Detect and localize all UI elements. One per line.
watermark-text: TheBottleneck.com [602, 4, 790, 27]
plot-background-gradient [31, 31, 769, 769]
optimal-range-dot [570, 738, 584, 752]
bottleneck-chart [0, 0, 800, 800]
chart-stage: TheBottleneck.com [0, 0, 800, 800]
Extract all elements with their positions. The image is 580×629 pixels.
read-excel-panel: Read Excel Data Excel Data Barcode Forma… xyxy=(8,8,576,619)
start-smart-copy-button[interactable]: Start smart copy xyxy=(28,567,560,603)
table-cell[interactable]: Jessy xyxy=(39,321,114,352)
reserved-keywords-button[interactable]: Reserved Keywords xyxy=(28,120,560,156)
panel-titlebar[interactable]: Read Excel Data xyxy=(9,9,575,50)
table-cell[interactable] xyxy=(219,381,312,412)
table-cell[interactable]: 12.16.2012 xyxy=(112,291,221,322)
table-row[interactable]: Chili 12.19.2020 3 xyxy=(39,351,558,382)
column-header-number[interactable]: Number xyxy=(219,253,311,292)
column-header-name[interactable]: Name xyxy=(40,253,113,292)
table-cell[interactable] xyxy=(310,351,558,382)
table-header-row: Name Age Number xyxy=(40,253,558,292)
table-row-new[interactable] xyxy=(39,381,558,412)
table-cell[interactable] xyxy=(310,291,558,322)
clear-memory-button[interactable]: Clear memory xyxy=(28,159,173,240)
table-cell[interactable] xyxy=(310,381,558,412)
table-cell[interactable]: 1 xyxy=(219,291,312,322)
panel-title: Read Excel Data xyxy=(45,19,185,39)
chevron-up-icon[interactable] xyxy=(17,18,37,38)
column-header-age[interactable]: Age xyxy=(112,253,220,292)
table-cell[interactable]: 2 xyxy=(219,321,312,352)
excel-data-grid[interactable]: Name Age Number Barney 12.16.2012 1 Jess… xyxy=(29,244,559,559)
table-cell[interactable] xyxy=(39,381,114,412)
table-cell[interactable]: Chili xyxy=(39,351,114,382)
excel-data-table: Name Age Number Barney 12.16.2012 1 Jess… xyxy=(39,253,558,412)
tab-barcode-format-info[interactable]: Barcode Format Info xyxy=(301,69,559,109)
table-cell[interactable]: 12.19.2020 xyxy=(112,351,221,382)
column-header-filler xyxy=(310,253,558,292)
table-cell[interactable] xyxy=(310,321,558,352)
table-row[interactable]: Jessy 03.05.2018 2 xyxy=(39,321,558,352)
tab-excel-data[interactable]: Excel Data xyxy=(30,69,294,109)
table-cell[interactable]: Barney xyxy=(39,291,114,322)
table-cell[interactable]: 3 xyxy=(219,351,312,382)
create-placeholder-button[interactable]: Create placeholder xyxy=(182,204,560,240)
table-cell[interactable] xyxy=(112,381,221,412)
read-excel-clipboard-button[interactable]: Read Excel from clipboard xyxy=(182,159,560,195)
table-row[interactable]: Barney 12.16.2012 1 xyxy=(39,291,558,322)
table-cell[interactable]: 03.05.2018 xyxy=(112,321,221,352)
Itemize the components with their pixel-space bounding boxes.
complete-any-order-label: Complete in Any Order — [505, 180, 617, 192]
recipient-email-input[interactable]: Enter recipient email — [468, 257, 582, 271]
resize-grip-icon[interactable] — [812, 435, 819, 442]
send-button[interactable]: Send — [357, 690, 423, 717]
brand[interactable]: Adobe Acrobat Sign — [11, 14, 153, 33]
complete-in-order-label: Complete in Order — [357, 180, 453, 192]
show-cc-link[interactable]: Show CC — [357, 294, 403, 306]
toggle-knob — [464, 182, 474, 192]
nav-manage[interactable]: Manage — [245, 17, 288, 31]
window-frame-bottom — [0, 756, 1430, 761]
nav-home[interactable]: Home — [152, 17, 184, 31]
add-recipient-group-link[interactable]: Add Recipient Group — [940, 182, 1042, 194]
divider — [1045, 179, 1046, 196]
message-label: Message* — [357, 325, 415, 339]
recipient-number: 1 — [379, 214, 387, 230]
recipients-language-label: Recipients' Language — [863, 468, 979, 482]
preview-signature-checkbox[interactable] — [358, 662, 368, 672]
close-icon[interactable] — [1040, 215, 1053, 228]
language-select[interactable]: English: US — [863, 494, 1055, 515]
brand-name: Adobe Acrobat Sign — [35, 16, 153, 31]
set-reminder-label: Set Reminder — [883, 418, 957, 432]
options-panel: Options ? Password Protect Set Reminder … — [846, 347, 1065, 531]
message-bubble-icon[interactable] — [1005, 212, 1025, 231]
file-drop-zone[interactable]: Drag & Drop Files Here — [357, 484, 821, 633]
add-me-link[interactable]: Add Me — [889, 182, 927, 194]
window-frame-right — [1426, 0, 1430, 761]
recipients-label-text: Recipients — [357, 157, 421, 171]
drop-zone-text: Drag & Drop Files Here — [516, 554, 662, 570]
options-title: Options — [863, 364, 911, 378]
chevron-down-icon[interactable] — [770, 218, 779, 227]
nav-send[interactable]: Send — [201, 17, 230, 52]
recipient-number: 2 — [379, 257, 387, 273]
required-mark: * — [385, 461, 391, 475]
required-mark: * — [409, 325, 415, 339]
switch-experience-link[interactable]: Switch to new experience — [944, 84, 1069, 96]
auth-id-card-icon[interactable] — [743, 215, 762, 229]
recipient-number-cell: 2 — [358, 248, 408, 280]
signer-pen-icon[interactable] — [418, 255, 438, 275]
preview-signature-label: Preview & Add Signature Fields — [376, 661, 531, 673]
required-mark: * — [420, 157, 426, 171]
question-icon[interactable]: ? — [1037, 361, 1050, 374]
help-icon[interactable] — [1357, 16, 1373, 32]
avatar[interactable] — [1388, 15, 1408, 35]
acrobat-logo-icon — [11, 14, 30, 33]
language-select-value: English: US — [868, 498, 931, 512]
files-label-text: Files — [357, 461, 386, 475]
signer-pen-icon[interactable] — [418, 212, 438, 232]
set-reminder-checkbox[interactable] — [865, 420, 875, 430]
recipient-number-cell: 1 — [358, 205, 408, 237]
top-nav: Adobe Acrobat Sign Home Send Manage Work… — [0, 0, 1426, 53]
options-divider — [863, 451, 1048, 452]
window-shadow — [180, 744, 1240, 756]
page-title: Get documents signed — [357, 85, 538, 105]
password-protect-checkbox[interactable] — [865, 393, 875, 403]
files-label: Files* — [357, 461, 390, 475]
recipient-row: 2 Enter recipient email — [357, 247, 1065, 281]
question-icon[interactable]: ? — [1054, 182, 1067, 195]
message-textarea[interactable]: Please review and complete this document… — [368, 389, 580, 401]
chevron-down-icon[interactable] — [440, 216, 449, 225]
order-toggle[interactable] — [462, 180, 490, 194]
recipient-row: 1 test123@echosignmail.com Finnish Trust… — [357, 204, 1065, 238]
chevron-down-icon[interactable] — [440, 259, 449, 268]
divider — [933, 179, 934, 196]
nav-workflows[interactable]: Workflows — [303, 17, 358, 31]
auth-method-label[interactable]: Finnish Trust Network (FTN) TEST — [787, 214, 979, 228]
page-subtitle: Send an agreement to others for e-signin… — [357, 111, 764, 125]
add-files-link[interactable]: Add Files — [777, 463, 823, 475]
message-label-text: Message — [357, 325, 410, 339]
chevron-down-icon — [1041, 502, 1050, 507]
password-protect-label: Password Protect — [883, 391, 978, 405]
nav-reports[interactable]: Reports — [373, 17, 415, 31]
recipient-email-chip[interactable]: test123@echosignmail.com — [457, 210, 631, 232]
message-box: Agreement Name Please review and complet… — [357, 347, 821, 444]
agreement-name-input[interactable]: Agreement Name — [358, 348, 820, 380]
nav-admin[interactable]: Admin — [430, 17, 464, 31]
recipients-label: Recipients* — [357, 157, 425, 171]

________________________________________

Directive
Reproduce the records word for word, starting at the first line and ending at the line that contains "chevron-up-icon[interactable] xyxy=(17,18,37,38)", with both of those lines included.

Answer to this task
Detect and localize all UI elements. One per line.
watermark-text: TheBottleneck.com [602, 4, 790, 27]
plot-background-gradient [31, 31, 769, 769]
optimal-range-dot [570, 738, 584, 752]
bottleneck-chart [0, 0, 800, 800]
chart-stage: TheBottleneck.com [0, 0, 800, 800]
Extract all elements with their positions. The image is 580×629 pixels.
read-excel-panel: Read Excel Data Excel Data Barcode Forma… xyxy=(8,8,576,619)
start-smart-copy-button[interactable]: Start smart copy xyxy=(28,567,560,603)
table-cell[interactable]: Jessy xyxy=(39,321,114,352)
reserved-keywords-button[interactable]: Reserved Keywords xyxy=(28,120,560,156)
panel-titlebar[interactable]: Read Excel Data xyxy=(9,9,575,50)
table-cell[interactable] xyxy=(219,381,312,412)
table-cell[interactable]: 12.16.2012 xyxy=(112,291,221,322)
table-row[interactable]: Chili 12.19.2020 3 xyxy=(39,351,558,382)
column-header-number[interactable]: Number xyxy=(219,253,311,292)
column-header-name[interactable]: Name xyxy=(40,253,113,292)
table-cell[interactable] xyxy=(310,351,558,382)
table-header-row: Name Age Number xyxy=(40,253,558,292)
table-row-new[interactable] xyxy=(39,381,558,412)
table-cell[interactable] xyxy=(310,291,558,322)
clear-memory-button[interactable]: Clear memory xyxy=(28,159,173,240)
table-cell[interactable] xyxy=(310,381,558,412)
table-cell[interactable]: 1 xyxy=(219,291,312,322)
panel-title: Read Excel Data xyxy=(45,19,185,39)
chevron-up-icon[interactable] xyxy=(17,18,37,38)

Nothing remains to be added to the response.